_AIM OF THE EXERCISE_
Keep the pictures out and restate every record exactly.

_EXERCISE MATERIAL_
-*-*-

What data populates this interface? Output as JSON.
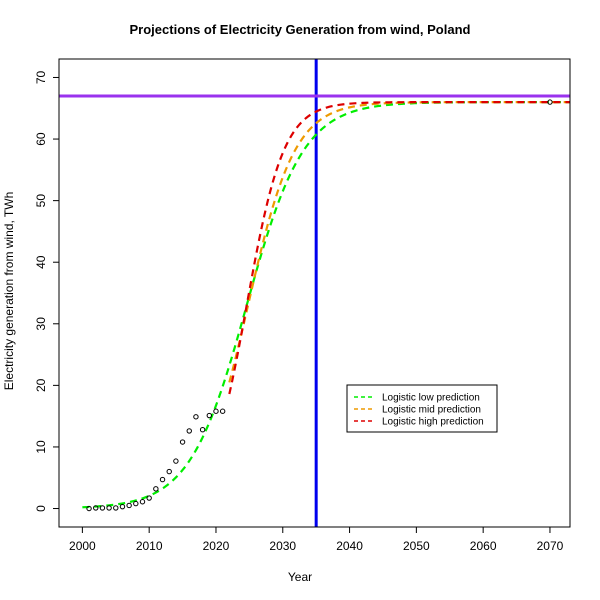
{
  "chart_data": {
    "type": "line",
    "title": "Projections of Electricity Generation from wind, Poland",
    "xlabel": "Year",
    "ylabel": "Electricity generation from wind, TWh",
    "xlim": [
      1996.5,
      2073
    ],
    "ylim": [
      -3,
      73
    ],
    "x_ticks": [
      2000,
      2010,
      2020,
      2030,
      2040,
      2050,
      2060,
      2070
    ],
    "y_ticks": [
      0,
      10,
      20,
      30,
      40,
      50,
      60,
      70
    ],
    "observed": {
      "x": [
        2001,
        2002,
        2003,
        2004,
        2005,
        2006,
        2007,
        2008,
        2009,
        2010,
        2011,
        2012,
        2013,
        2014,
        2015,
        2016,
        2017,
        2018,
        2019,
        2020,
        2021,
        2070
      ],
      "y": [
        0.0,
        0.1,
        0.1,
        0.1,
        0.1,
        0.3,
        0.5,
        0.8,
        1.1,
        1.7,
        3.2,
        4.7,
        6.0,
        7.7,
        10.8,
        12.6,
        14.9,
        12.8,
        15.1,
        15.8,
        15.8,
        66.0
      ]
    },
    "series": [
      {
        "name": "Logistic low prediction",
        "color": "#00ee00",
        "style": "dashed",
        "model": {
          "K": 66,
          "r": 0.235,
          "t0": 2024.6,
          "x_start": 2000,
          "x_end": 2073
        }
      },
      {
        "name": "Logistic mid prediction",
        "color": "#ee9a00",
        "style": "dashed",
        "model": {
          "K": 66,
          "r": 0.285,
          "t0": 2024.8,
          "x_start": 2022,
          "x_end": 2073
        }
      },
      {
        "name": "Logistic high prediction",
        "color": "#dd0000",
        "style": "dashed",
        "model": {
          "K": 66,
          "r": 0.36,
          "t0": 2024.6,
          "x_start": 2022,
          "x_end": 2073
        }
      }
    ],
    "reference_lines": [
      {
        "orientation": "vertical",
        "value": 2035,
        "color": "#0000ee"
      },
      {
        "orientation": "horizontal",
        "value": 67,
        "color": "#9a32ee"
      }
    ],
    "legend_position": "lower-right",
    "grid": false
  }
}
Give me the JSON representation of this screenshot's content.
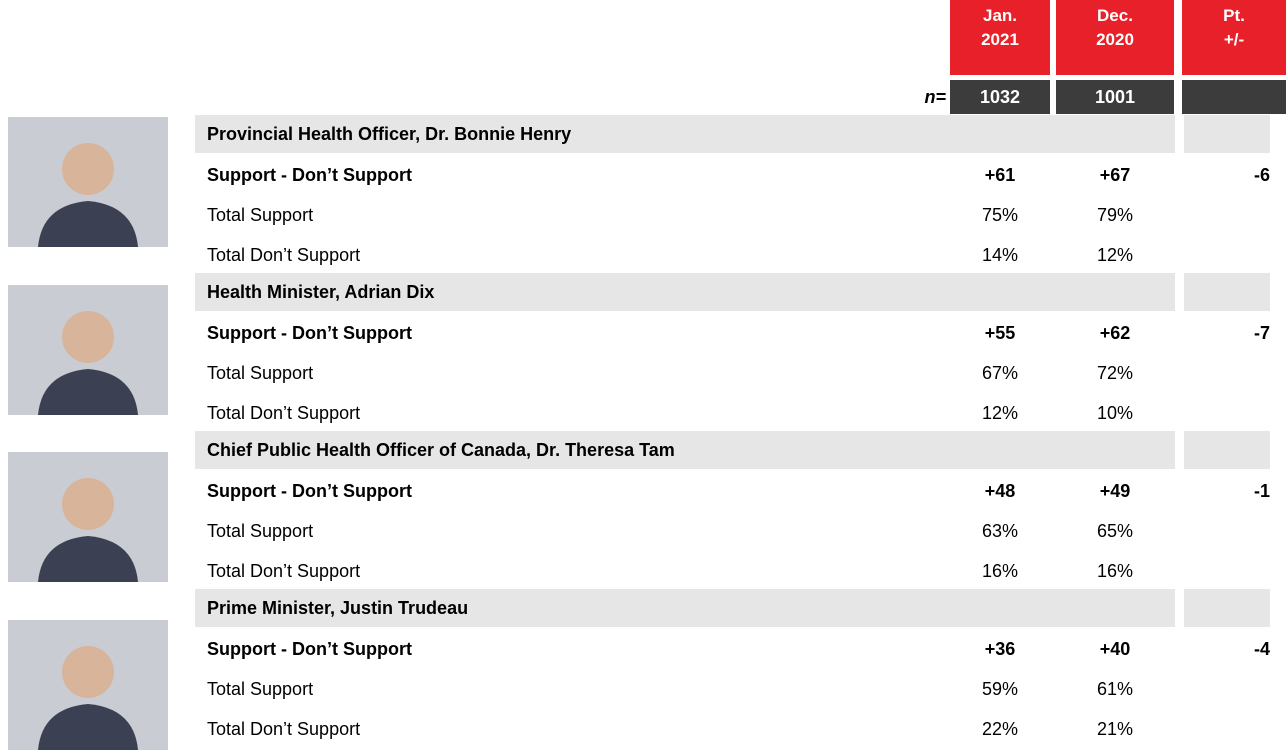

-*-*-

_RESPONSE TO THIS EXERCISE_
What data populates this interface? Output as JSON.
{
  "chart_data": {
    "type": "line",
    "title": "Projections of Electricity Generation from wind, Poland",
    "xlabel": "Year",
    "ylabel": "Electricity generation from wind, TWh",
    "xlim": [
      1996.5,
      2073
    ],
    "ylim": [
      -3,
      73
    ],
    "x_ticks": [
      2000,
      2010,
      2020,
      2030,
      2040,
      2050,
      2060,
      2070
    ],
    "y_ticks": [
      0,
      10,
      20,
      30,
      40,
      50,
      60,
      70
    ],
    "observed": {
      "x": [
        2001,
        2002,
        2003,
        2004,
        2005,
        2006,
        2007,
        2008,
        2009,
        2010,
        2011,
        2012,
        2013,
        2014,
        2015,
        2016,
        2017,
        2018,
        2019,
        2020,
        2021,
        2070
      ],
      "y": [
        0.0,
        0.1,
        0.1,
        0.1,
        0.1,
        0.3,
        0.5,
        0.8,
        1.1,
        1.7,
        3.2,
        4.7,
        6.0,
        7.7,
        10.8,
        12.6,
        14.9,
        12.8,
        15.1,
        15.8,
        15.8,
        66.0
      ]
    },
    "series": [
      {
        "name": "Logistic low prediction",
        "color": "#00ee00",
        "style": "dashed",
        "model": {
          "K": 66,
          "r": 0.235,
          "t0": 2024.6,
          "x_start": 2000,
          "x_end": 2073
        }
      },
      {
        "name": "Logistic mid prediction",
        "color": "#ee9a00",
        "style": "dashed",
        "model": {
          "K": 66,
          "r": 0.285,
          "t0": 2024.8,
          "x_start": 2022,
          "x_end": 2073
        }
      },
      {
        "name": "Logistic high prediction",
        "color": "#dd0000",
        "style": "dashed",
        "model": {
          "K": 66,
          "r": 0.36,
          "t0": 2024.6,
          "x_start": 2022,
          "x_end": 2073
        }
      }
    ],
    "reference_lines": [
      {
        "orientation": "vertical",
        "value": 2035,
        "color": "#0000ee"
      },
      {
        "orientation": "horizontal",
        "value": 67,
        "color": "#9a32ee"
      }
    ],
    "legend_position": "lower-right",
    "grid": false
  }
}
Give me the JSON representation of this screenshot's content.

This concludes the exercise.